-- Raw records --
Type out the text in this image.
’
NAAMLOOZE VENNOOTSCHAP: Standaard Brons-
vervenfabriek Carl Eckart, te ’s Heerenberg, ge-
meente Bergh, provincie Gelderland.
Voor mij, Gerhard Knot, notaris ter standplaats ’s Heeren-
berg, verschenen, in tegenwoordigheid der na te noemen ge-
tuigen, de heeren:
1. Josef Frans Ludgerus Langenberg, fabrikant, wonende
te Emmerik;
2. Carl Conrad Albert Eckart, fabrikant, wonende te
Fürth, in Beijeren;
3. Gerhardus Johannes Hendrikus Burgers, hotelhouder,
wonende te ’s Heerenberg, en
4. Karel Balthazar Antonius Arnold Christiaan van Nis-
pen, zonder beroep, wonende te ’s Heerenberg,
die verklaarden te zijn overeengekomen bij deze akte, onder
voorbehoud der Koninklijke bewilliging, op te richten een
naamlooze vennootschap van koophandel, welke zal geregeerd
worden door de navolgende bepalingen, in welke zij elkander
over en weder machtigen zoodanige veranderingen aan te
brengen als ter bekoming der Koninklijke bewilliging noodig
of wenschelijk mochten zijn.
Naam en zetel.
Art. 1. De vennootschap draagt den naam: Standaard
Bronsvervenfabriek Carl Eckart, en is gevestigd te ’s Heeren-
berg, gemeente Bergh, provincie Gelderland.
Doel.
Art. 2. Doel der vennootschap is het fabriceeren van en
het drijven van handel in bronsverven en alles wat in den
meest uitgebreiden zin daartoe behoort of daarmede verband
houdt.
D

-- Exercise details --
Write out the entries above once more, without altering anything.

-- Result for this task --
Type out the text in this image.
’
NAAMLOOZE VENNOOTSCHAP: Standaard Brons-
vervenfabriek Carl Eckart, te ’s Heerenberg, ge-
meente Bergh, provincie Gelderland.
Voor mij, Gerhard Knot, notaris ter standplaats ’s Heeren-
berg, verschenen, in tegenwoordigheid der na te noemen ge-
tuigen, de heeren:
1. Josef Frans Ludgerus Langenberg, fabrikant, wonende
te Emmerik;
2. Carl Conrad Albert Eckart, fabrikant, wonende te
Fürth, in Beijeren;
3. Gerhardus Johannes Hendrikus Burgers, hotelhouder,
wonende te ’s Heerenberg, en
4. Karel Balthazar Antonius Arnold Christiaan van Nis-
pen, zonder beroep, wonende te ’s Heerenberg,
die verklaarden te zijn overeengekomen bij deze akte, onder
voorbehoud der Koninklijke bewilliging, op te richten een
naamlooze vennootschap van koophandel, welke zal geregeerd
worden door de navolgende bepalingen, in welke zij elkander
over en weder machtigen zoodanige veranderingen aan te
brengen als ter bekoming der Koninklijke bewilliging noodig
of wenschelijk mochten zijn.
Naam en zetel.
Art. 1. De vennootschap draagt den naam: Standaard
Bronsvervenfabriek Carl Eckart, en is gevestigd te ’s Heeren-
berg, gemeente Bergh, provincie Gelderland.
Doel.
Art. 2. Doel der vennootschap is het fabriceeren van en
het drijven van handel in bronsverven en alles wat in den
meest uitgebreiden zin daartoe behoort of daarmede verband
houdt.
D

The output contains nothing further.